_PROVIDED DATA_:
◆ ◆ ◆ ◆

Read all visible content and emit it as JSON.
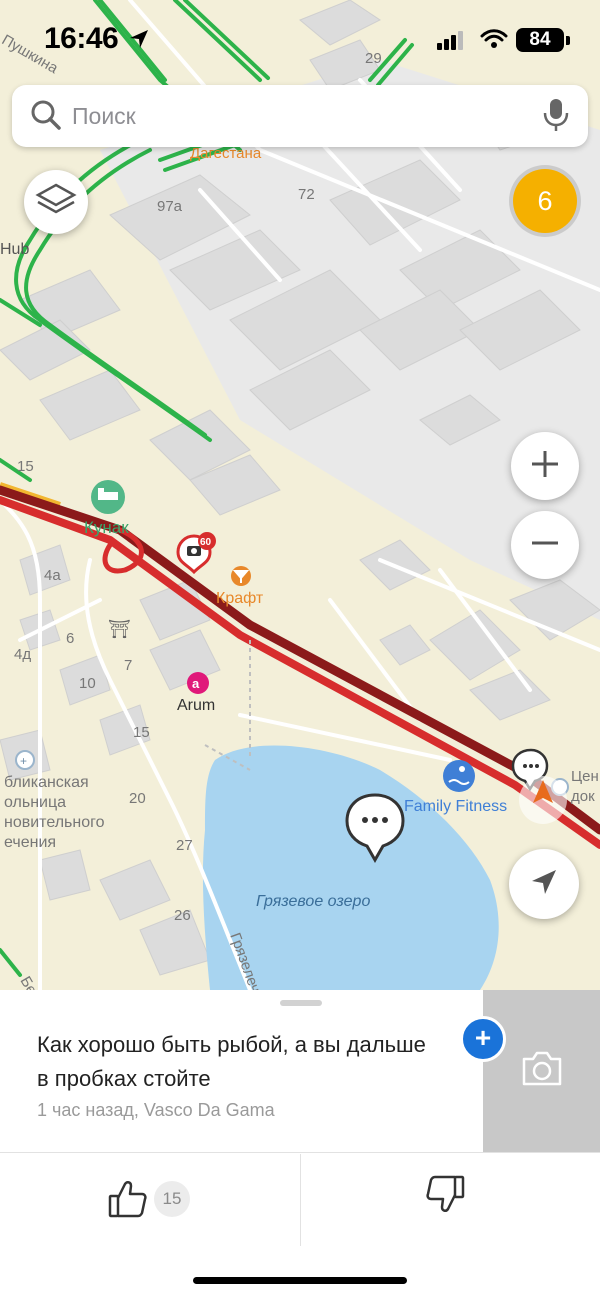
{
  "status_bar": {
    "time": "16:46",
    "battery": "84"
  },
  "search": {
    "placeholder": "Поиск"
  },
  "map": {
    "traffic_score": "6",
    "street_labels": [
      "Пушкина",
      "Дагестана",
      "Грязелеч",
      "Бе"
    ],
    "house_numbers": [
      "29",
      "72",
      "97а",
      "15",
      "4а",
      "6",
      "4д",
      "7",
      "10",
      "15",
      "20",
      "27",
      "26"
    ],
    "places": {
      "kunak": "Кунак",
      "kraft": "Крафт",
      "arum": "Arum",
      "family_fitness": "Family Fitness",
      "lake": "Грязевое озеро",
      "hub_fragment": "Hub",
      "hospital_fragment": [
        "бликанская",
        "ольница",
        "новительного",
        "ечения"
      ],
      "center_fragment": [
        "Цен",
        "док"
      ]
    },
    "speed_camera_limit": "60",
    "colors": {
      "traffic_green": "#2db34a",
      "traffic_red": "#d72d2d",
      "traffic_dark_red": "#8b1a1a",
      "traffic_yellow": "#f2b630",
      "water": "#a8d4f0",
      "land": "#f3efd9",
      "building": "#dedede",
      "traffic_badge": "#f5b000",
      "accent_blue": "#1a73d9",
      "poi_magenta": "#e0187a",
      "poi_orange": "#e8882a",
      "poi_green": "#52b788"
    }
  },
  "comment": {
    "text": "Как хорошо быть рыбой, а вы дальше в пробках стойте",
    "meta": "1 час назад, Vasco Da Gama"
  },
  "votes": {
    "like_count": "15"
  }
}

◆ ◆ ◆ ◆

_DIRECTION_: Retype each record exactly as it stands, but do not include the pictures.

_RESULT_:
Read all visible content and emit it as JSON.
{
  "status_bar": {
    "time": "16:46",
    "battery": "84"
  },
  "search": {
    "placeholder": "Поиск"
  },
  "map": {
    "traffic_score": "6",
    "street_labels": [
      "Пушкина",
      "Дагестана",
      "Грязелеч",
      "Бе"
    ],
    "house_numbers": [
      "29",
      "72",
      "97а",
      "15",
      "4а",
      "6",
      "4д",
      "7",
      "10",
      "15",
      "20",
      "27",
      "26"
    ],
    "places": {
      "kunak": "Кунак",
      "kraft": "Крафт",
      "arum": "Arum",
      "family_fitness": "Family Fitness",
      "lake": "Грязевое озеро",
      "hub_fragment": "Hub",
      "hospital_fragment": [
        "бликанская",
        "ольница",
        "новительного",
        "ечения"
      ],
      "center_fragment": [
        "Цен",
        "док"
      ]
    },
    "speed_camera_limit": "60",
    "colors": {
      "traffic_green": "#2db34a",
      "traffic_red": "#d72d2d",
      "traffic_dark_red": "#8b1a1a",
      "traffic_yellow": "#f2b630",
      "water": "#a8d4f0",
      "land": "#f3efd9",
      "building": "#dedede",
      "traffic_badge": "#f5b000",
      "accent_blue": "#1a73d9",
      "poi_magenta": "#e0187a",
      "poi_orange": "#e8882a",
      "poi_green": "#52b788"
    }
  },
  "comment": {
    "text": "Как хорошо быть рыбой, а вы дальше в пробках стойте",
    "meta": "1 час назад, Vasco Da Gama"
  },
  "votes": {
    "like_count": "15"
  }
}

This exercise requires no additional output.